(Raw data):
□ □ □ □ □ □ □

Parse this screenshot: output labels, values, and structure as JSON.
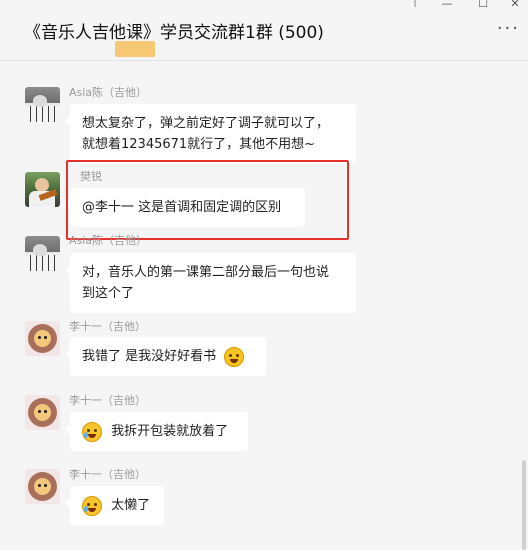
{
  "window": {
    "title": "《音乐人吉他课》学员交流群1群 (500)",
    "controls": {
      "pin": "⊤",
      "minimize": "—",
      "maximize": "☐",
      "close": "✕"
    },
    "more_icon": "···"
  },
  "messages": [
    {
      "sender": "Asia陈（吉他）",
      "avatar": "piano-avatar",
      "lines": [
        "想太复杂了，弹之前定好了调子就可以了，",
        "就想着12345671就行了，其他不用想~"
      ]
    },
    {
      "sender": "樊锐",
      "avatar": "guitar-avatar",
      "lines": [
        "@李十一 这是首调和固定调的区别"
      ]
    },
    {
      "sender": "Asia陈（吉他）",
      "avatar": "piano-avatar",
      "lines": [
        "对，音乐人的第一课第二部分最后一句也说",
        "到这个了"
      ]
    },
    {
      "sender": "李十一（吉他）",
      "avatar": "lion-avatar",
      "text": "我错了 是我没好好看书",
      "emoji": "laugh-emoji"
    },
    {
      "sender": "李十一（吉他）",
      "avatar": "lion-avatar",
      "text": "我拆开包装就放着了",
      "emoji": "cry-emoji"
    },
    {
      "sender": "李十一（吉他）",
      "avatar": "lion-avatar",
      "text": "太懒了",
      "emoji": "cry-emoji"
    }
  ],
  "colors": {
    "highlight": "#e5322d",
    "background": "#f5f5f5",
    "bubble": "#ffffff"
  }
}
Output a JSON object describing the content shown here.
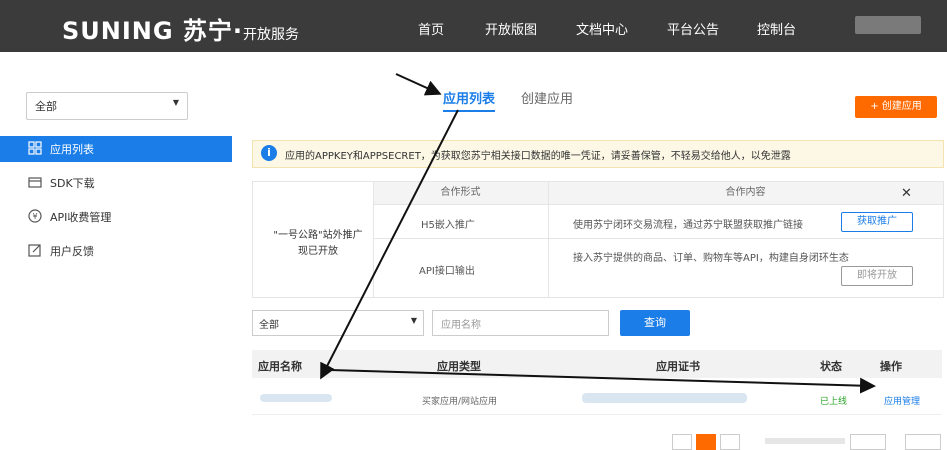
{
  "header": {
    "logo_brand": "SUNING 苏宁·",
    "logo_sub": "开放服务",
    "nav": [
      "首页",
      "开放版图",
      "文档中心",
      "平台公告",
      "控制台"
    ]
  },
  "sidebar": {
    "filter_value": "全部",
    "items": [
      {
        "label": "应用列表",
        "icon": "grid-icon",
        "active": true
      },
      {
        "label": "SDK下载",
        "icon": "box-icon"
      },
      {
        "label": "API收费管理",
        "icon": "yen-icon"
      },
      {
        "label": "用户反馈",
        "icon": "edit-icon"
      }
    ]
  },
  "tabs": [
    {
      "label": "应用列表",
      "active": true
    },
    {
      "label": "创建应用"
    }
  ],
  "create_button": "+ 创建应用",
  "notice": "应用的APPKEY和APPSECRET，为获取您苏宁相关接口数据的唯一凭证，请妥善保管，不轻易交给他人，以免泄露",
  "promo": {
    "intro_line1": "\"一号公路\"站外推广",
    "intro_line2": "现已开放",
    "header_form": "合作形式",
    "header_content": "合作内容",
    "close": "✕",
    "rows": [
      {
        "form": "H5嵌入推广",
        "content": "使用苏宁闭环交易流程，通过苏宁联盟获取推广链接",
        "button": "获取推广"
      },
      {
        "form": "API接口输出",
        "content": "接入苏宁提供的商品、订单、购物车等API，构建自身闭环生态",
        "button": "即将开放"
      }
    ]
  },
  "filter": {
    "type_value": "全部",
    "name_placeholder": "应用名称",
    "query_button": "查询"
  },
  "table": {
    "headers": [
      "应用名称",
      "应用类型",
      "应用证书",
      "状态",
      "操作"
    ],
    "rows": [
      {
        "type": "买家应用/网站应用",
        "status": "已上线",
        "action": "应用管理"
      }
    ]
  },
  "colors": {
    "accent": "#1a7de8",
    "orange": "#ff6a00",
    "topbar": "#3b3b3b",
    "online": "#2aa52a"
  }
}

□ □ □ □ □ □ □

(What you need to do): Transcribe every entry above exactly. Omit all pictures.

(Response):
Parse this screenshot: output labels, values, and structure as JSON.
{
  "window": {
    "title": "《音乐人吉他课》学员交流群1群 (500)",
    "controls": {
      "pin": "⊤",
      "minimize": "—",
      "maximize": "☐",
      "close": "✕"
    },
    "more_icon": "···"
  },
  "messages": [
    {
      "sender": "Asia陈（吉他）",
      "avatar": "piano-avatar",
      "lines": [
        "想太复杂了，弹之前定好了调子就可以了，",
        "就想着12345671就行了，其他不用想~"
      ]
    },
    {
      "sender": "樊锐",
      "avatar": "guitar-avatar",
      "lines": [
        "@李十一 这是首调和固定调的区别"
      ]
    },
    {
      "sender": "Asia陈（吉他）",
      "avatar": "piano-avatar",
      "lines": [
        "对，音乐人的第一课第二部分最后一句也说",
        "到这个了"
      ]
    },
    {
      "sender": "李十一（吉他）",
      "avatar": "lion-avatar",
      "text": "我错了 是我没好好看书",
      "emoji": "laugh-emoji"
    },
    {
      "sender": "李十一（吉他）",
      "avatar": "lion-avatar",
      "text": "我拆开包装就放着了",
      "emoji": "cry-emoji"
    },
    {
      "sender": "李十一（吉他）",
      "avatar": "lion-avatar",
      "text": "太懒了",
      "emoji": "cry-emoji"
    }
  ],
  "colors": {
    "highlight": "#e5322d",
    "background": "#f5f5f5",
    "bubble": "#ffffff"
  }
}
Output a JSON object describing the content shown here.
{
  "header": {
    "logo_brand": "SUNING 苏宁·",
    "logo_sub": "开放服务",
    "nav": [
      "首页",
      "开放版图",
      "文档中心",
      "平台公告",
      "控制台"
    ]
  },
  "sidebar": {
    "filter_value": "全部",
    "items": [
      {
        "label": "应用列表",
        "icon": "grid-icon",
        "active": true
      },
      {
        "label": "SDK下载",
        "icon": "box-icon"
      },
      {
        "label": "API收费管理",
        "icon": "yen-icon"
      },
      {
        "label": "用户反馈",
        "icon": "edit-icon"
      }
    ]
  },
  "tabs": [
    {
      "label": "应用列表",
      "active": true
    },
    {
      "label": "创建应用"
    }
  ],
  "create_button": "+ 创建应用",
  "notice": "应用的APPKEY和APPSECRET，为获取您苏宁相关接口数据的唯一凭证，请妥善保管，不轻易交给他人，以免泄露",
  "promo": {
    "intro_line1": "\"一号公路\"站外推广",
    "intro_line2": "现已开放",
    "header_form": "合作形式",
    "header_content": "合作内容",
    "close": "✕",
    "rows": [
      {
        "form": "H5嵌入推广",
        "content": "使用苏宁闭环交易流程，通过苏宁联盟获取推广链接",
        "button": "获取推广"
      },
      {
        "form": "API接口输出",
        "content": "接入苏宁提供的商品、订单、购物车等API，构建自身闭环生态",
        "button": "即将开放"
      }
    ]
  },
  "filter": {
    "type_value": "全部",
    "name_placeholder": "应用名称",
    "query_button": "查询"
  },
  "table": {
    "headers": [
      "应用名称",
      "应用类型",
      "应用证书",
      "状态",
      "操作"
    ],
    "rows": [
      {
        "type": "买家应用/网站应用",
        "status": "已上线",
        "action": "应用管理"
      }
    ]
  },
  "colors": {
    "accent": "#1a7de8",
    "orange": "#ff6a00",
    "topbar": "#3b3b3b",
    "online": "#2aa52a"
  }
}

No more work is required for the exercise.